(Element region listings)
* BEGIN *
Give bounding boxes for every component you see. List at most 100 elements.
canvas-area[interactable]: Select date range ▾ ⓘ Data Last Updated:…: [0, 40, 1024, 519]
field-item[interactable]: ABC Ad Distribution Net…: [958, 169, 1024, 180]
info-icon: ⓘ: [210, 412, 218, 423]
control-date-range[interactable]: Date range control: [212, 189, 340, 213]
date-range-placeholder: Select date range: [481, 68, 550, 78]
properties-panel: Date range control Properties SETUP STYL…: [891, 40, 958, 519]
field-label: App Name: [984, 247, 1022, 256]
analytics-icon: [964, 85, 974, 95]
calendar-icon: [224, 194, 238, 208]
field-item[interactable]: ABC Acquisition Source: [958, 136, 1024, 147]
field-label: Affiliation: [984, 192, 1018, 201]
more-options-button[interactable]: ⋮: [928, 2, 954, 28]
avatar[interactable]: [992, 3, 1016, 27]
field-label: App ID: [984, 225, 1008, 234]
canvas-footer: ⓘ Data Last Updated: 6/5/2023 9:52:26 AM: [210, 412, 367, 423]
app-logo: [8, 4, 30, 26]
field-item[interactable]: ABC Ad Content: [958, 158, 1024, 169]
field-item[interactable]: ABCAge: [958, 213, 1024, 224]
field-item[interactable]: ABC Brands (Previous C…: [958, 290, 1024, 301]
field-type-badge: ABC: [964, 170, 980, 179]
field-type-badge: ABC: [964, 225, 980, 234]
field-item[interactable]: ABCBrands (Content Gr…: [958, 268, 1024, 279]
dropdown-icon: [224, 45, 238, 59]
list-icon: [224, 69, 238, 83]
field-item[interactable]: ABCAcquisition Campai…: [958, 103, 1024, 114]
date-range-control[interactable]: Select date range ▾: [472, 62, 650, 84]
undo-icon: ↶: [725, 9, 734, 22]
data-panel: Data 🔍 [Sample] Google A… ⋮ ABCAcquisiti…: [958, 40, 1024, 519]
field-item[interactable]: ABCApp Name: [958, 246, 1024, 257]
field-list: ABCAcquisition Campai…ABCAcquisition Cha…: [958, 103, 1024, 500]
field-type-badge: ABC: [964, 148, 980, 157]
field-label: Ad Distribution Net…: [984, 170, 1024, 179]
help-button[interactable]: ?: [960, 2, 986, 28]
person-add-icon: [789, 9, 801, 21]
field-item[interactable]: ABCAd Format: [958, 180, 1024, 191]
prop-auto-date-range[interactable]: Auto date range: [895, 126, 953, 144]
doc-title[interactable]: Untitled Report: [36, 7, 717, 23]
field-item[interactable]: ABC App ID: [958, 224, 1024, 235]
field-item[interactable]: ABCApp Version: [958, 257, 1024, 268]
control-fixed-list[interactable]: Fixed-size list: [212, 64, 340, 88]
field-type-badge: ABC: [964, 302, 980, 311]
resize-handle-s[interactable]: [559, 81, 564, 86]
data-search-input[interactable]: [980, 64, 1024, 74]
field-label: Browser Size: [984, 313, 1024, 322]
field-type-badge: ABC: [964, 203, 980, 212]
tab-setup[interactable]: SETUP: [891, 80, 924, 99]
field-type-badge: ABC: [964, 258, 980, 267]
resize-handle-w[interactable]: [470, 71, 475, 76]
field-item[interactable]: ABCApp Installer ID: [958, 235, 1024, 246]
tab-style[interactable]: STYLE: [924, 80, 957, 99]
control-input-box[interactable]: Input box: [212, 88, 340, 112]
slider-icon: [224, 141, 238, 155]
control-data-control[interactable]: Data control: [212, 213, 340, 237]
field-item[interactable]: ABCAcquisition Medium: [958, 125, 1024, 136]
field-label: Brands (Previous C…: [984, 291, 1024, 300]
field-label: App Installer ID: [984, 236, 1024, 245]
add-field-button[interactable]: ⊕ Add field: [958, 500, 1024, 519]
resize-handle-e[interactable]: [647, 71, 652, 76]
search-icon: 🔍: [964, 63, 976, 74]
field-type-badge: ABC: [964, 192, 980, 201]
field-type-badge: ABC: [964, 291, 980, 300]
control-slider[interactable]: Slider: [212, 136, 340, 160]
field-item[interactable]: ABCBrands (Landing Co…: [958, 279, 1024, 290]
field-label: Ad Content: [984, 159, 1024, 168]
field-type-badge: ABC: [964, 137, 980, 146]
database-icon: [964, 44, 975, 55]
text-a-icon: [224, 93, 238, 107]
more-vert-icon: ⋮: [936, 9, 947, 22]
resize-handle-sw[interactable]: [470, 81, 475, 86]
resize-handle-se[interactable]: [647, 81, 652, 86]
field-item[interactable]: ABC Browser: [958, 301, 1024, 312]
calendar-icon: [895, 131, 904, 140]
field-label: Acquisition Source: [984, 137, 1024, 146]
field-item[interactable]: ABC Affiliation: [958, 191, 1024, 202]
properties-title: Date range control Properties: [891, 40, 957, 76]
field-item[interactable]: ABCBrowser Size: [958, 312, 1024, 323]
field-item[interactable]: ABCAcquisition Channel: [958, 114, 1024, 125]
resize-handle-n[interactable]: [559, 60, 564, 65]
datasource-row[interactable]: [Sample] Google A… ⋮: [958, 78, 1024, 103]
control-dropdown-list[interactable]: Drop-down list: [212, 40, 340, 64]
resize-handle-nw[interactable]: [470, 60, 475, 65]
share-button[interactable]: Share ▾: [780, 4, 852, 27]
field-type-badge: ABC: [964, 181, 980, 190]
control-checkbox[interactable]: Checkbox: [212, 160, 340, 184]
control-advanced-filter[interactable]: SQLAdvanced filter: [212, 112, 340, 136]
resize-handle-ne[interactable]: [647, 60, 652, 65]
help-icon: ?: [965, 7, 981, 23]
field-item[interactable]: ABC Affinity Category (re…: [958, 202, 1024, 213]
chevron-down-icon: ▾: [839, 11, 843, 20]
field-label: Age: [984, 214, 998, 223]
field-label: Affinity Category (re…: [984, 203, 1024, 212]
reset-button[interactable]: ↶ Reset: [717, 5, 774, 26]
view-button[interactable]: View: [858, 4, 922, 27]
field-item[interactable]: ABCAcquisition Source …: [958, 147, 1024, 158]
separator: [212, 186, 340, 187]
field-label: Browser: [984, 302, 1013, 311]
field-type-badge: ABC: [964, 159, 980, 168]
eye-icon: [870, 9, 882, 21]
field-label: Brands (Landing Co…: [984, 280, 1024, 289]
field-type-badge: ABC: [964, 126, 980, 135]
* END *
* BEGIN *
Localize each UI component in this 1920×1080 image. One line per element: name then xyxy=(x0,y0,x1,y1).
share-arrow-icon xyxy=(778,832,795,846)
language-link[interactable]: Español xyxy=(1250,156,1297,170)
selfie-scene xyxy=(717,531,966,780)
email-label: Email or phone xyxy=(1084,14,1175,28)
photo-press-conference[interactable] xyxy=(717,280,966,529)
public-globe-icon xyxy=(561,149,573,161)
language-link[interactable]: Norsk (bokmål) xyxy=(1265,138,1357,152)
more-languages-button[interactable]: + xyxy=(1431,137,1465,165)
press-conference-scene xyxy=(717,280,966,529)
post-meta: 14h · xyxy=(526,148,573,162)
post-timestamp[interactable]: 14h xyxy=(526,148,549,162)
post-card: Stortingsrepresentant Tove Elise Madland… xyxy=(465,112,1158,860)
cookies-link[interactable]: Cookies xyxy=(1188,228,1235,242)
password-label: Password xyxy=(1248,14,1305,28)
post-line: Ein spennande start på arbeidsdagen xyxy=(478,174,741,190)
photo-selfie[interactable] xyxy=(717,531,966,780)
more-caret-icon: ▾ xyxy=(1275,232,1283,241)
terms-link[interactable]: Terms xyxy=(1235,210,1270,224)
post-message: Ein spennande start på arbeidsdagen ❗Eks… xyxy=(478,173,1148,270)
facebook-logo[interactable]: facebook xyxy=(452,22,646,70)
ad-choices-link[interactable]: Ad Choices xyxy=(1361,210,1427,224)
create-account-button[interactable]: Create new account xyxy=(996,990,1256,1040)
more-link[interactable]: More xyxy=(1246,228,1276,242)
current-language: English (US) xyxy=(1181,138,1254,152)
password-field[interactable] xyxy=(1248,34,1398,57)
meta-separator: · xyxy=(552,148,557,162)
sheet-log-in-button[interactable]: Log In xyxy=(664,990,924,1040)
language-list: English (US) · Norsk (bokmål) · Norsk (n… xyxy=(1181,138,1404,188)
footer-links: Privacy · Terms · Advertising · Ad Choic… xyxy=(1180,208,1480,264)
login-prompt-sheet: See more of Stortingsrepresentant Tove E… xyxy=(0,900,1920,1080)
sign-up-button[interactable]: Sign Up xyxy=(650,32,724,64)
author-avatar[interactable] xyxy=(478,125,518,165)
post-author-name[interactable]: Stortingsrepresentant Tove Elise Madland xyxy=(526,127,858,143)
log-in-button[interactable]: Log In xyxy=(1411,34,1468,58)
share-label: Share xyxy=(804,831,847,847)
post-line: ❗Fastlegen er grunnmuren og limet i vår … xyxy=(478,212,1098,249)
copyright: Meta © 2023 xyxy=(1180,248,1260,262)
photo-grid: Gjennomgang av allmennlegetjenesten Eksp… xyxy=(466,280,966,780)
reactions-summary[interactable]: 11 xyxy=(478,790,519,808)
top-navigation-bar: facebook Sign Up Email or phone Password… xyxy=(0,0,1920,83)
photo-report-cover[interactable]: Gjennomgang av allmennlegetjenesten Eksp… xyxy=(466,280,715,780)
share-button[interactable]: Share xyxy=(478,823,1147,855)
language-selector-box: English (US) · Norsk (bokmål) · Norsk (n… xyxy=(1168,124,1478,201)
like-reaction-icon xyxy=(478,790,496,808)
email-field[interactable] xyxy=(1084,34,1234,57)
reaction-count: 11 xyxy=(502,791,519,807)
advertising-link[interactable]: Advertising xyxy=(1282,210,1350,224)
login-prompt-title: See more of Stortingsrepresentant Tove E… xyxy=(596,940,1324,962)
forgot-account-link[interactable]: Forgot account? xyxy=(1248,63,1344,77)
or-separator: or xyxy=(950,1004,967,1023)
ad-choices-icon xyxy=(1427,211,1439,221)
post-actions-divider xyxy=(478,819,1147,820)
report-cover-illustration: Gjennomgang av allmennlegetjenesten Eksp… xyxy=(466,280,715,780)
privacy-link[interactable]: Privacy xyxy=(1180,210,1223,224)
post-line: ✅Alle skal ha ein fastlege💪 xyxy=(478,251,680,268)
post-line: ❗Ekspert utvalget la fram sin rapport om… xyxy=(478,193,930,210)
* END *
## WRITTEN EXERCISE
Update the lines from the one containing "Localize each UI" through the one containing "footer-links: Privacy ·", inclusive, by replacing "post-line" with "message-line". Reproduce only those lines and keep everything else in them unchanged.

## SOLUTION TO THIS PROBLEM
Localize each UI component in this 1920×1080 image. One line per element: name then xyxy=(x0,y0,x1,y1).
share-arrow-icon xyxy=(778,832,795,846)
language-link[interactable]: Español xyxy=(1250,156,1297,170)
selfie-scene xyxy=(717,531,966,780)
email-label: Email or phone xyxy=(1084,14,1175,28)
photo-press-conference[interactable] xyxy=(717,280,966,529)
public-globe-icon xyxy=(561,149,573,161)
language-link[interactable]: Norsk (bokmål) xyxy=(1265,138,1357,152)
more-languages-button[interactable]: + xyxy=(1431,137,1465,165)
press-conference-scene xyxy=(717,280,966,529)
post-meta: 14h · xyxy=(526,148,573,162)
post-timestamp[interactable]: 14h xyxy=(526,148,549,162)
post-card: Stortingsrepresentant Tove Elise Madland… xyxy=(465,112,1158,860)
cookies-link[interactable]: Cookies xyxy=(1188,228,1235,242)
password-label: Password xyxy=(1248,14,1305,28)
message-line: Ein spennande start på arbeidsdagen xyxy=(478,174,741,190)
photo-selfie[interactable] xyxy=(717,531,966,780)
more-caret-icon: ▾ xyxy=(1275,232,1283,241)
terms-link[interactable]: Terms xyxy=(1235,210,1270,224)
post-message: Ein spennande start på arbeidsdagen ❗Eks… xyxy=(478,173,1148,270)
facebook-logo[interactable]: facebook xyxy=(452,22,646,70)
ad-choices-link[interactable]: Ad Choices xyxy=(1361,210,1427,224)
create-account-button[interactable]: Create new account xyxy=(996,990,1256,1040)
more-link[interactable]: More xyxy=(1246,228,1276,242)
current-language: English (US) xyxy=(1181,138,1254,152)
password-field[interactable] xyxy=(1248,34,1398,57)
meta-separator: · xyxy=(552,148,557,162)
sheet-log-in-button[interactable]: Log In xyxy=(664,990,924,1040)
language-list: English (US) · Norsk (bokmål) · Norsk (n… xyxy=(1181,138,1404,188)
footer-links: Privacy · Terms · Advertising · Ad Choic… xyxy=(1180,208,1480,264)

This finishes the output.